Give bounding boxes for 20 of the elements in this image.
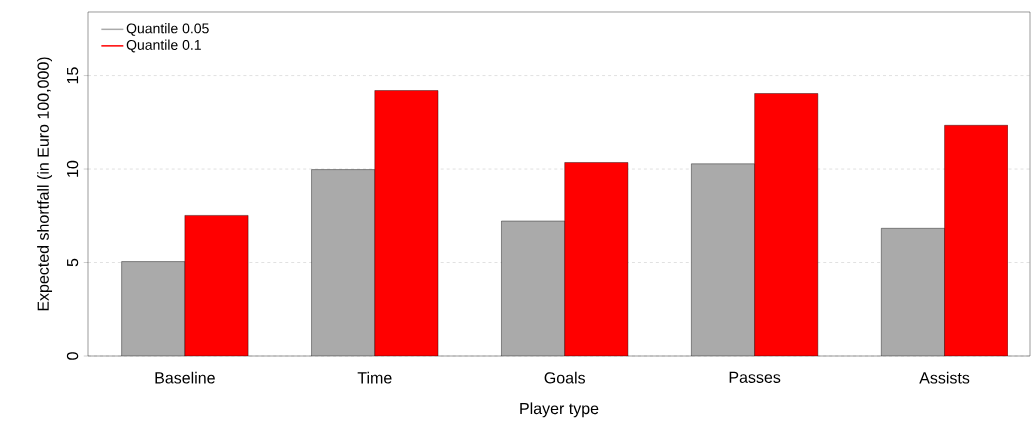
x-tick-label: Goals (544, 371, 586, 384)
bar (691, 163, 755, 356)
y-tick-label: 15 (67, 67, 79, 84)
y-tick-label: 10 (66, 160, 79, 177)
y-tick-label: 5 (67, 258, 79, 267)
x-tick-label: Assists (919, 371, 970, 384)
legend-label: Quantile 0.05 (126, 23, 209, 36)
x-tick-label: Baseline (155, 371, 215, 384)
bar (374, 90, 439, 356)
bar (944, 125, 1008, 356)
bar (184, 215, 249, 356)
x-tick-label: Time (357, 371, 392, 384)
bar (881, 228, 945, 356)
x-tick-label: Passes (729, 371, 781, 383)
bar (754, 93, 818, 356)
y-tick-label: 0 (66, 352, 79, 360)
legend-label: Quantile 0.1 (126, 39, 201, 53)
y-axis-title: Expected shortfall (in Euro 100,000) (37, 57, 53, 311)
x-axis-title: Player type (520, 402, 599, 418)
bar (564, 162, 629, 356)
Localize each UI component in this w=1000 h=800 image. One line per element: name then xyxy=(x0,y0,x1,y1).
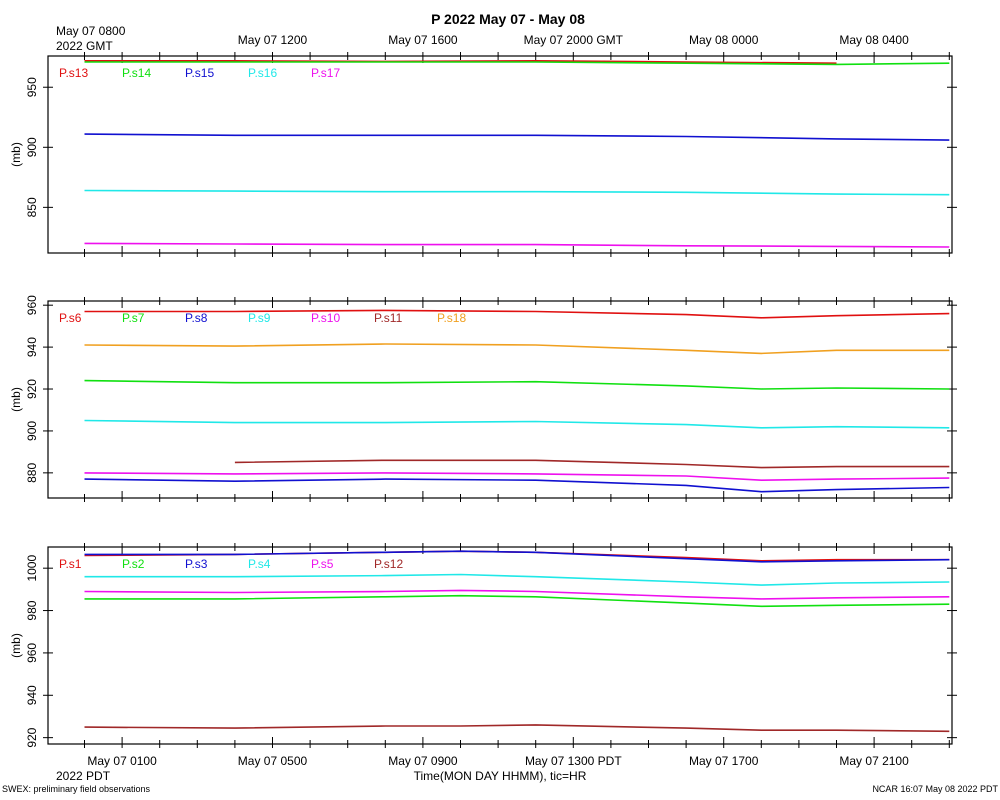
════
### Problem description
Rewrite the records with every "image" changed to "figure" and everything else left exactly as it is, omitting the pictures.

### Written answer
Give bounding boxes for 20 of the elements in this figure.
x-tick-label: Goals (544, 371, 586, 384)
bar (691, 163, 755, 356)
y-tick-label: 15 (67, 67, 79, 84)
y-tick-label: 10 (66, 160, 79, 177)
y-tick-label: 5 (67, 258, 79, 267)
x-tick-label: Assists (919, 371, 970, 384)
legend-label: Quantile 0.05 (126, 23, 209, 36)
x-tick-label: Baseline (155, 371, 215, 384)
bar (374, 90, 439, 356)
bar (944, 125, 1008, 356)
bar (184, 215, 249, 356)
x-tick-label: Time (357, 371, 392, 384)
bar (881, 228, 945, 356)
x-tick-label: Passes (729, 371, 781, 383)
bar (754, 93, 818, 356)
y-tick-label: 0 (66, 352, 79, 360)
legend-label: Quantile 0.1 (126, 39, 201, 53)
y-axis-title: Expected shortfall (in Euro 100,000) (37, 57, 53, 311)
x-axis-title: Player type (520, 402, 599, 418)
bar (564, 162, 629, 356)
Localize each UI component in this w=1000 h=800 figure. One line per element: name then xyxy=(x0,y0,x1,y1).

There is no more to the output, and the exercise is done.